--- begin Record excerpts ---

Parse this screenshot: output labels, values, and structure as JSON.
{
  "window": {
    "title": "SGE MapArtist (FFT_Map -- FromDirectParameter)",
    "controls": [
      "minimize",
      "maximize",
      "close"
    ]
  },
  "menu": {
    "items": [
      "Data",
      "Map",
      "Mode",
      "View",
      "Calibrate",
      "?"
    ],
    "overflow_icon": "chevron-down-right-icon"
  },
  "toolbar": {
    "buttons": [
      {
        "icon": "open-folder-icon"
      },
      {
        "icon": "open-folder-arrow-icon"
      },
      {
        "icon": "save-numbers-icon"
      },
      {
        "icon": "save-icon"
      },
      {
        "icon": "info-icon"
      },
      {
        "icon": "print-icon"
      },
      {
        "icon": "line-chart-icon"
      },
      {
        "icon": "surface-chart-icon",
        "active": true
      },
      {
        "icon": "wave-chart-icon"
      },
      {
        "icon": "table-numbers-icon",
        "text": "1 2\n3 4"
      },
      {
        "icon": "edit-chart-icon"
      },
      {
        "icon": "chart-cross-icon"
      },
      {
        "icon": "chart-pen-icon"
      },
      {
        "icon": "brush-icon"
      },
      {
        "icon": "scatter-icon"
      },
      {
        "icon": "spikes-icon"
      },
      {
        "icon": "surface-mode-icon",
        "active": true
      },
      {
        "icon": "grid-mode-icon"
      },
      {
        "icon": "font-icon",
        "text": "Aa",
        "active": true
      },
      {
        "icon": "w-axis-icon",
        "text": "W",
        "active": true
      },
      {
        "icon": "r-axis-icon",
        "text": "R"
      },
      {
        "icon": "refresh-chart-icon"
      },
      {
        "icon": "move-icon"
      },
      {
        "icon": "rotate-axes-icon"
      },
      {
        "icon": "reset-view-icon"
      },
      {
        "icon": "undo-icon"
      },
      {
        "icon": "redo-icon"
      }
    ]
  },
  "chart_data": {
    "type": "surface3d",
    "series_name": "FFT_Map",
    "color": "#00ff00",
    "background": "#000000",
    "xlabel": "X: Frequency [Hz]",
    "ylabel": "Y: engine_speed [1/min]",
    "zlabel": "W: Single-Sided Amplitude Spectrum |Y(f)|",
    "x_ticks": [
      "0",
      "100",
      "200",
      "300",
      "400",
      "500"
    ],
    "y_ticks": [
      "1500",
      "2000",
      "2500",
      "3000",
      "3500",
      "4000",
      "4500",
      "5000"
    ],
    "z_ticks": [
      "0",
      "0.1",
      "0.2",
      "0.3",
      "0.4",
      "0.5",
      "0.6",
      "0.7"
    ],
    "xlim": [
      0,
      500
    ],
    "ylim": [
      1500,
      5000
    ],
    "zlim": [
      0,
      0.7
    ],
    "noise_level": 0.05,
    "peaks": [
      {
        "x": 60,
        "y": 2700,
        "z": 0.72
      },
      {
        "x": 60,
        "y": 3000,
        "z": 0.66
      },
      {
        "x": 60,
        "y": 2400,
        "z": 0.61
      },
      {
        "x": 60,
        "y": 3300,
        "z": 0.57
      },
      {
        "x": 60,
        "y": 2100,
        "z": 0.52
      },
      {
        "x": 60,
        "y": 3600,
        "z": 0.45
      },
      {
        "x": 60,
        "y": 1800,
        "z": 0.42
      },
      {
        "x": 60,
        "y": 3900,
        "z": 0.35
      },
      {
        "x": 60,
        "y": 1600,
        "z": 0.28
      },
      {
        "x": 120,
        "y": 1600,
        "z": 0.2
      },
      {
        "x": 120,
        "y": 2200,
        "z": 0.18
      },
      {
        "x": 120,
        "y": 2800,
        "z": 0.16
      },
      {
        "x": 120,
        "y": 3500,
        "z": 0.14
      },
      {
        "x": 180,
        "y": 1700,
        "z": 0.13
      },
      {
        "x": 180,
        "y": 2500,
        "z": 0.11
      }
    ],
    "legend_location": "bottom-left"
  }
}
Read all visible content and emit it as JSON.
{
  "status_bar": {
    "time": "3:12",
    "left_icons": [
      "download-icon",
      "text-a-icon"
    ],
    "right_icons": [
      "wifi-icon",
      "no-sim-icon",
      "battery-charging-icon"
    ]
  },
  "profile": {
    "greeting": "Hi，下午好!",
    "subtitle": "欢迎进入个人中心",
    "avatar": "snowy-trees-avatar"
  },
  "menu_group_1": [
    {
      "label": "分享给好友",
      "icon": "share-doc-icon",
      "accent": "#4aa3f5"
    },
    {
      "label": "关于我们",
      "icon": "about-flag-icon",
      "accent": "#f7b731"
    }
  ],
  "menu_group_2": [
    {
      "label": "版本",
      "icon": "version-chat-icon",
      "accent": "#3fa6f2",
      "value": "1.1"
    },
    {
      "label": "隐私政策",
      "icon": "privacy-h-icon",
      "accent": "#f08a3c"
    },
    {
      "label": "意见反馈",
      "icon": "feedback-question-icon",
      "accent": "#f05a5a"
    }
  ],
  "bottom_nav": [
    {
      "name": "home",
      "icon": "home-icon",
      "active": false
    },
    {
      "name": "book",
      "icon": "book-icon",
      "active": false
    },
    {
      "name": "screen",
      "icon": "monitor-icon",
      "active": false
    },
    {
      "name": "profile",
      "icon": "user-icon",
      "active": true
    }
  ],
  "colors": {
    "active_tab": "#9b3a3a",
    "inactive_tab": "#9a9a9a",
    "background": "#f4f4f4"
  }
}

--- end Record excerpts ---

### Set task
Transcribe the material above word for word.

### Finished exercise
Parse this screenshot: output labels, values, and structure as JSON.
{
  "window": {
    "title": "SGE MapArtist (FFT_Map -- FromDirectParameter)",
    "controls": [
      "minimize",
      "maximize",
      "close"
    ]
  },
  "menu": {
    "items": [
      "Data",
      "Map",
      "Mode",
      "View",
      "Calibrate",
      "?"
    ],
    "overflow_icon": "chevron-down-right-icon"
  },
  "toolbar": {
    "buttons": [
      {
        "icon": "open-folder-icon"
      },
      {
        "icon": "open-folder-arrow-icon"
      },
      {
        "icon": "save-numbers-icon"
      },
      {
        "icon": "save-icon"
      },
      {
        "icon": "info-icon"
      },
      {
        "icon": "print-icon"
      },
      {
        "icon": "line-chart-icon"
      },
      {
        "icon": "surface-chart-icon",
        "active": true
      },
      {
        "icon": "wave-chart-icon"
      },
      {
        "icon": "table-numbers-icon",
        "text": "1 2\n3 4"
      },
      {
        "icon": "edit-chart-icon"
      },
      {
        "icon": "chart-cross-icon"
      },
      {
        "icon": "chart-pen-icon"
      },
      {
        "icon": "brush-icon"
      },
      {
        "icon": "scatter-icon"
      },
      {
        "icon": "spikes-icon"
      },
      {
        "icon": "surface-mode-icon",
        "active": true
      },
      {
        "icon": "grid-mode-icon"
      },
      {
        "icon": "font-icon",
        "text": "Aa",
        "active": true
      },
      {
        "icon": "w-axis-icon",
        "text": "W",
        "active": true
      },
      {
        "icon": "r-axis-icon",
        "text": "R"
      },
      {
        "icon": "refresh-chart-icon"
      },
      {
        "icon": "move-icon"
      },
      {
        "icon": "rotate-axes-icon"
      },
      {
        "icon": "reset-view-icon"
      },
      {
        "icon": "undo-icon"
      },
      {
        "icon": "redo-icon"
      }
    ]
  },
  "chart_data": {
    "type": "surface3d",
    "series_name": "FFT_Map",
    "color": "#00ff00",
    "background": "#000000",
    "xlabel": "X: Frequency [Hz]",
    "ylabel": "Y: engine_speed [1/min]",
    "zlabel": "W: Single-Sided Amplitude Spectrum |Y(f)|",
    "x_ticks": [
      "0",
      "100",
      "200",
      "300",
      "400",
      "500"
    ],
    "y_ticks": [
      "1500",
      "2000",
      "2500",
      "3000",
      "3500",
      "4000",
      "4500",
      "5000"
    ],
    "z_ticks": [
      "0",
      "0.1",
      "0.2",
      "0.3",
      "0.4",
      "0.5",
      "0.6",
      "0.7"
    ],
    "xlim": [
      0,
      500
    ],
    "ylim": [
      1500,
      5000
    ],
    "zlim": [
      0,
      0.7
    ],
    "noise_level": 0.05,
    "peaks": [
      {
        "x": 60,
        "y": 2700,
        "z": 0.72
      },
      {
        "x": 60,
        "y": 3000,
        "z": 0.66
      },
      {
        "x": 60,
        "y": 2400,
        "z": 0.61
      },
      {
        "x": 60,
        "y": 3300,
        "z": 0.57
      },
      {
        "x": 60,
        "y": 2100,
        "z": 0.52
      },
      {
        "x": 60,
        "y": 3600,
        "z": 0.45
      },
      {
        "x": 60,
        "y": 1800,
        "z": 0.42
      },
      {
        "x": 60,
        "y": 3900,
        "z": 0.35
      },
      {
        "x": 60,
        "y": 1600,
        "z": 0.28
      },
      {
        "x": 120,
        "y": 1600,
        "z": 0.2
      },
      {
        "x": 120,
        "y": 2200,
        "z": 0.18
      },
      {
        "x": 120,
        "y": 2800,
        "z": 0.16
      },
      {
        "x": 120,
        "y": 3500,
        "z": 0.14
      },
      {
        "x": 180,
        "y": 1700,
        "z": 0.13
      },
      {
        "x": 180,
        "y": 2500,
        "z": 0.11
      }
    ],
    "legend_location": "bottom-left"
  }
}
Read all visible content and emit it as JSON.
{
  "status_bar": {
    "time": "3:12",
    "left_icons": [
      "download-icon",
      "text-a-icon"
    ],
    "right_icons": [
      "wifi-icon",
      "no-sim-icon",
      "battery-charging-icon"
    ]
  },
  "profile": {
    "greeting": "Hi，下午好!",
    "subtitle": "欢迎进入个人中心",
    "avatar": "snowy-trees-avatar"
  },
  "menu_group_1": [
    {
      "label": "分享给好友",
      "icon": "share-doc-icon",
      "accent": "#4aa3f5"
    },
    {
      "label": "关于我们",
      "icon": "about-flag-icon",
      "accent": "#f7b731"
    }
  ],
  "menu_group_2": [
    {
      "label": "版本",
      "icon": "version-chat-icon",
      "accent": "#3fa6f2",
      "value": "1.1"
    },
    {
      "label": "隐私政策",
      "icon": "privacy-h-icon",
      "accent": "#f08a3c"
    },
    {
      "label": "意见反馈",
      "icon": "feedback-question-icon",
      "accent": "#f05a5a"
    }
  ],
  "bottom_nav": [
    {
      "name": "home",
      "icon": "home-icon",
      "active": false
    },
    {
      "name": "book",
      "icon": "book-icon",
      "active": false
    },
    {
      "name": "screen",
      "icon": "monitor-icon",
      "active": false
    },
    {
      "name": "profile",
      "icon": "user-icon",
      "active": true
    }
  ],
  "colors": {
    "active_tab": "#9b3a3a",
    "inactive_tab": "#9a9a9a",
    "background": "#f4f4f4"
  }
}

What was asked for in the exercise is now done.